* [WHAT THE TASK REQUIRES]:
Below is a set of records; print all of them exactly as written.

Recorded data
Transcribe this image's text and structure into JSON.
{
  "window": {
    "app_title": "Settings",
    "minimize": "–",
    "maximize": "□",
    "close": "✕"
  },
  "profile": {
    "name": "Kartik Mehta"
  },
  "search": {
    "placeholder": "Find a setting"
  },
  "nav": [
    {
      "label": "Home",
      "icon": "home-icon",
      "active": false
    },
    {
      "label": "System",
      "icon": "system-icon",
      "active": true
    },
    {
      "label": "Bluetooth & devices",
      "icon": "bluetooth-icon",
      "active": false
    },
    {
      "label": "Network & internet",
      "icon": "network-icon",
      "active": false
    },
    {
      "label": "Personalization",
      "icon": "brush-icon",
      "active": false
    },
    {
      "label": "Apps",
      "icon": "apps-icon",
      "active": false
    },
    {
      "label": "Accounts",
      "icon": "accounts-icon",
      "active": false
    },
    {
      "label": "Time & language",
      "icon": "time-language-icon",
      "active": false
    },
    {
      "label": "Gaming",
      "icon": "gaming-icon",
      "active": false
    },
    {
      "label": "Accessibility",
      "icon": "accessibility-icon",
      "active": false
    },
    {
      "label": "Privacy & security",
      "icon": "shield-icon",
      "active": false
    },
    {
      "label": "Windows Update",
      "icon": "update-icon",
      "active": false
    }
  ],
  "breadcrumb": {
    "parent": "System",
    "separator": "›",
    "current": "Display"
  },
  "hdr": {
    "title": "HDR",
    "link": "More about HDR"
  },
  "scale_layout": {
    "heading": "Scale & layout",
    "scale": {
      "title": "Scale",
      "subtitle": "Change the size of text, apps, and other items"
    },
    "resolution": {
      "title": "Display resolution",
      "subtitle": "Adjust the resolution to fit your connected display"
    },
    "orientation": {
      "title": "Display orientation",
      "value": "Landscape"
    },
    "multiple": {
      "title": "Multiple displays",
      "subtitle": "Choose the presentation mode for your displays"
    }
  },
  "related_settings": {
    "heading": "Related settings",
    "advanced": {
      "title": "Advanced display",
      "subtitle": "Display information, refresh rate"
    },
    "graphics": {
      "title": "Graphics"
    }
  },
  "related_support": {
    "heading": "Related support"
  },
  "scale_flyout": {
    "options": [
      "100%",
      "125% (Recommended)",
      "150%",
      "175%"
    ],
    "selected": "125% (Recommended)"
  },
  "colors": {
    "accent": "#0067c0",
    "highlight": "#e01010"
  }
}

* [RESPONSE TO THIS EXERCISE]:
Transcribe this image's text and structure into JSON.
{
  "window": {
    "app_title": "Settings",
    "minimize": "–",
    "maximize": "□",
    "close": "✕"
  },
  "profile": {
    "name": "Kartik Mehta"
  },
  "search": {
    "placeholder": "Find a setting"
  },
  "nav": [
    {
      "label": "Home",
      "icon": "home-icon",
      "active": false
    },
    {
      "label": "System",
      "icon": "system-icon",
      "active": true
    },
    {
      "label": "Bluetooth & devices",
      "icon": "bluetooth-icon",
      "active": false
    },
    {
      "label": "Network & internet",
      "icon": "network-icon",
      "active": false
    },
    {
      "label": "Personalization",
      "icon": "brush-icon",
      "active": false
    },
    {
      "label": "Apps",
      "icon": "apps-icon",
      "active": false
    },
    {
      "label": "Accounts",
      "icon": "accounts-icon",
      "active": false
    },
    {
      "label": "Time & language",
      "icon": "time-language-icon",
      "active": false
    },
    {
      "label": "Gaming",
      "icon": "gaming-icon",
      "active": false
    },
    {
      "label": "Accessibility",
      "icon": "accessibility-icon",
      "active": false
    },
    {
      "label": "Privacy & security",
      "icon": "shield-icon",
      "active": false
    },
    {
      "label": "Windows Update",
      "icon": "update-icon",
      "active": false
    }
  ],
  "breadcrumb": {
    "parent": "System",
    "separator": "›",
    "current": "Display"
  },
  "hdr": {
    "title": "HDR",
    "link": "More about HDR"
  },
  "scale_layout": {
    "heading": "Scale & layout",
    "scale": {
      "title": "Scale",
      "subtitle": "Change the size of text, apps, and other items"
    },
    "resolution": {
      "title": "Display resolution",
      "subtitle": "Adjust the resolution to fit your connected display"
    },
    "orientation": {
      "title": "Display orientation",
      "value": "Landscape"
    },
    "multiple": {
      "title": "Multiple displays",
      "subtitle": "Choose the presentation mode for your displays"
    }
  },
  "related_settings": {
    "heading": "Related settings",
    "advanced": {
      "title": "Advanced display",
      "subtitle": "Display information, refresh rate"
    },
    "graphics": {
      "title": "Graphics"
    }
  },
  "related_support": {
    "heading": "Related support"
  },
  "scale_flyout": {
    "options": [
      "100%",
      "125% (Recommended)",
      "150%",
      "175%"
    ],
    "selected": "125% (Recommended)"
  },
  "colors": {
    "accent": "#0067c0",
    "highlight": "#e01010"
  }
}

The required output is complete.